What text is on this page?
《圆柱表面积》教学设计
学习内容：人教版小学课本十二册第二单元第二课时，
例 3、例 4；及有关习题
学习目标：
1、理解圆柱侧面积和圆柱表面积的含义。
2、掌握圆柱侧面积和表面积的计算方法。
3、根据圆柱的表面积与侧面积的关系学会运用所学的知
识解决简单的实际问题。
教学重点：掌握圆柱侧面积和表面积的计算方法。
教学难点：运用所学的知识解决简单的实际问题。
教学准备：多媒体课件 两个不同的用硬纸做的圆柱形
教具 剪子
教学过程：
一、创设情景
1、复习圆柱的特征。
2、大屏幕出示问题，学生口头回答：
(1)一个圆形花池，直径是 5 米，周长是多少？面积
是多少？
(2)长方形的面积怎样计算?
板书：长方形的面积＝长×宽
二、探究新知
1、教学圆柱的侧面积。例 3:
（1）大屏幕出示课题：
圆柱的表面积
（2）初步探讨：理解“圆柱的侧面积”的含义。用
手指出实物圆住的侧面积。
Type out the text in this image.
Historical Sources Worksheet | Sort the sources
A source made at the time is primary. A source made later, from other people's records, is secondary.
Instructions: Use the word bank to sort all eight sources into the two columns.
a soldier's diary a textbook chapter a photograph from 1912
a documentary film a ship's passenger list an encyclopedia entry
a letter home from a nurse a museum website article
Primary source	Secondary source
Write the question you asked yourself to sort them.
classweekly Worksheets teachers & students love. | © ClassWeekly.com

# # # #

Return all the data above once more, precisely as given.

» **The output**
What text is on this page?
《圆柱表面积》教学设计
学习内容：人教版小学课本十二册第二单元第二课时，
例 3、例 4；及有关习题
学习目标：
1、理解圆柱侧面积和圆柱表面积的含义。
2、掌握圆柱侧面积和表面积的计算方法。
3、根据圆柱的表面积与侧面积的关系学会运用所学的知
识解决简单的实际问题。
教学重点：掌握圆柱侧面积和表面积的计算方法。
教学难点：运用所学的知识解决简单的实际问题。
教学准备：多媒体课件 两个不同的用硬纸做的圆柱形
教具 剪子
教学过程：
一、创设情景
1、复习圆柱的特征。
2、大屏幕出示问题，学生口头回答：
(1)一个圆形花池，直径是 5 米，周长是多少？面积
是多少？
(2)长方形的面积怎样计算?
板书：长方形的面积＝长×宽
二、探究新知
1、教学圆柱的侧面积。例 3:
（1）大屏幕出示课题：
圆柱的表面积
（2）初步探讨：理解“圆柱的侧面积”的含义。用
手指出实物圆住的侧面积。
Type out the text in this image.
Historical Sources Worksheet | Sort the sources
A source made at the time is primary. A source made later, from other people's records, is secondary.
Instructions: Use the word bank to sort all eight sources into the two columns.
a soldier's diary a textbook chapter a photograph from 1912
a documentary film a ship's passenger list an encyclopedia entry
a letter home from a nurse a museum website article
Primary source	Secondary source
Write the question you asked yourself to sort them.
classweekly Worksheets teachers & students love. | © ClassWeekly.com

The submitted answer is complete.